— Begin Given records —

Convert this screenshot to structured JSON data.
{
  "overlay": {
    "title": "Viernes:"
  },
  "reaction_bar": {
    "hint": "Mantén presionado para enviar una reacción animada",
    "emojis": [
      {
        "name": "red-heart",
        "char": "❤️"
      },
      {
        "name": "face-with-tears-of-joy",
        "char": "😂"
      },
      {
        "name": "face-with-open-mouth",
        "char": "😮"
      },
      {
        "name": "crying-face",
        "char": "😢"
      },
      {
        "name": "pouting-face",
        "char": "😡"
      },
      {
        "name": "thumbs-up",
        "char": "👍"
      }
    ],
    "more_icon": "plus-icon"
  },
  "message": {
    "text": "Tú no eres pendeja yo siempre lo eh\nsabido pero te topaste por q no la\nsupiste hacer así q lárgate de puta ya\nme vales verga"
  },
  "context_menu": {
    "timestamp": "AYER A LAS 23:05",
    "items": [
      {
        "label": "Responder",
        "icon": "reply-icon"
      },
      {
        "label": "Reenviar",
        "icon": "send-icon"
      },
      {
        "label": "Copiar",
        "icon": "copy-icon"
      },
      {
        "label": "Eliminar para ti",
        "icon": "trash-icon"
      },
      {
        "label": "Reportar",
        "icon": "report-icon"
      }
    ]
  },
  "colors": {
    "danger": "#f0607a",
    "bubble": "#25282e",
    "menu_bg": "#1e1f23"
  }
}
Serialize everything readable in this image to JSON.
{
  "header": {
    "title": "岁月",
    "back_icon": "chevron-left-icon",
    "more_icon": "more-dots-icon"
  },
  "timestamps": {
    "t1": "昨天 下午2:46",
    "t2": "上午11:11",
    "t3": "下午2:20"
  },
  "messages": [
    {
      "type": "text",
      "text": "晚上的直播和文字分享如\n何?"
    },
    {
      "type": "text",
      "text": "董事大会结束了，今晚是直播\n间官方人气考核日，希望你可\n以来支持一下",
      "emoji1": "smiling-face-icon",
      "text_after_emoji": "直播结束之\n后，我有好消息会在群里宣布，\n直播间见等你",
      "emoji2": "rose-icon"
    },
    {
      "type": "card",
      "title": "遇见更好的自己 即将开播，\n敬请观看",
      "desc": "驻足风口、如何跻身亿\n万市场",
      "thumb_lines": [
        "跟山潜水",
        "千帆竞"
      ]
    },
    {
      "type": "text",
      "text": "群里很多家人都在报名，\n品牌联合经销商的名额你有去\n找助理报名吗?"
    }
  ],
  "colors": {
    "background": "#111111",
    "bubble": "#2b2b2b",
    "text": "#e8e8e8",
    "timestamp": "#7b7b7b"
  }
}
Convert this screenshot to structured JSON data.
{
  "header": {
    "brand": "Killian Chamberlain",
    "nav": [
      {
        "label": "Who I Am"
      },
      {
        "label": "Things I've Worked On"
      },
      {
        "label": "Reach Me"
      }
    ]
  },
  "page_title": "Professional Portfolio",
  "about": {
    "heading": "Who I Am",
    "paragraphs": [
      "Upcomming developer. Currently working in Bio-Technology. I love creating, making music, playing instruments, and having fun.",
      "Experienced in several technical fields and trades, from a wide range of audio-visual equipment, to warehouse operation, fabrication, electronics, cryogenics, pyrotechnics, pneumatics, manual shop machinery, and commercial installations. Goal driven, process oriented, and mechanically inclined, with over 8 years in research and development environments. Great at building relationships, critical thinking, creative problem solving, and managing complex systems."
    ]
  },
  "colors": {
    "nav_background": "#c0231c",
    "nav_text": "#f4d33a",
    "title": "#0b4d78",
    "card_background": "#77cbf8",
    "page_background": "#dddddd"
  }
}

— End Given records —

**Work to do:**
All of the records must be repeated exactly.

**Exercise result:**
Convert this screenshot to structured JSON data.
{
  "overlay": {
    "title": "Viernes:"
  },
  "reaction_bar": {
    "hint": "Mantén presionado para enviar una reacción animada",
    "emojis": [
      {
        "name": "red-heart",
        "char": "❤️"
      },
      {
        "name": "face-with-tears-of-joy",
        "char": "😂"
      },
      {
        "name": "face-with-open-mouth",
        "char": "😮"
      },
      {
        "name": "crying-face",
        "char": "😢"
      },
      {
        "name": "pouting-face",
        "char": "😡"
      },
      {
        "name": "thumbs-up",
        "char": "👍"
      }
    ],
    "more_icon": "plus-icon"
  },
  "message": {
    "text": "Tú no eres pendeja yo siempre lo eh\nsabido pero te topaste por q no la\nsupiste hacer así q lárgate de puta ya\nme vales verga"
  },
  "context_menu": {
    "timestamp": "AYER A LAS 23:05",
    "items": [
      {
        "label": "Responder",
        "icon": "reply-icon"
      },
      {
        "label": "Reenviar",
        "icon": "send-icon"
      },
      {
        "label": "Copiar",
        "icon": "copy-icon"
      },
      {
        "label": "Eliminar para ti",
        "icon": "trash-icon"
      },
      {
        "label": "Reportar",
        "icon": "report-icon"
      }
    ]
  },
  "colors": {
    "danger": "#f0607a",
    "bubble": "#25282e",
    "menu_bg": "#1e1f23"
  }
}
Serialize everything readable in this image to JSON.
{
  "header": {
    "title": "岁月",
    "back_icon": "chevron-left-icon",
    "more_icon": "more-dots-icon"
  },
  "timestamps": {
    "t1": "昨天 下午2:46",
    "t2": "上午11:11",
    "t3": "下午2:20"
  },
  "messages": [
    {
      "type": "text",
      "text": "晚上的直播和文字分享如\n何?"
    },
    {
      "type": "text",
      "text": "董事大会结束了，今晚是直播\n间官方人气考核日，希望你可\n以来支持一下",
      "emoji1": "smiling-face-icon",
      "text_after_emoji": "直播结束之\n后，我有好消息会在群里宣布，\n直播间见等你",
      "emoji2": "rose-icon"
    },
    {
      "type": "card",
      "title": "遇见更好的自己 即将开播，\n敬请观看",
      "desc": "驻足风口、如何跻身亿\n万市场",
      "thumb_lines": [
        "跟山潜水",
        "千帆竞"
      ]
    },
    {
      "type": "text",
      "text": "群里很多家人都在报名，\n品牌联合经销商的名额你有去\n找助理报名吗?"
    }
  ],
  "colors": {
    "background": "#111111",
    "bubble": "#2b2b2b",
    "text": "#e8e8e8",
    "timestamp": "#7b7b7b"
  }
}
Convert this screenshot to structured JSON data.
{
  "header": {
    "brand": "Killian Chamberlain",
    "nav": [
      {
        "label": "Who I Am"
      },
      {
        "label": "Things I've Worked On"
      },
      {
        "label": "Reach Me"
      }
    ]
  },
  "page_title": "Professional Portfolio",
  "about": {
    "heading": "Who I Am",
    "paragraphs": [
      "Upcomming developer. Currently working in Bio-Technology. I love creating, making music, playing instruments, and having fun.",
      "Experienced in several technical fields and trades, from a wide range of audio-visual equipment, to warehouse operation, fabrication, electronics, cryogenics, pyrotechnics, pneumatics, manual shop machinery, and commercial installations. Goal driven, process oriented, and mechanically inclined, with over 8 years in research and development environments. Great at building relationships, critical thinking, creative problem solving, and managing complex systems."
    ]
  },
  "colors": {
    "nav_background": "#c0231c",
    "nav_text": "#f4d33a",
    "title": "#0b4d78",
    "card_background": "#77cbf8",
    "page_background": "#dddddd"
  }
}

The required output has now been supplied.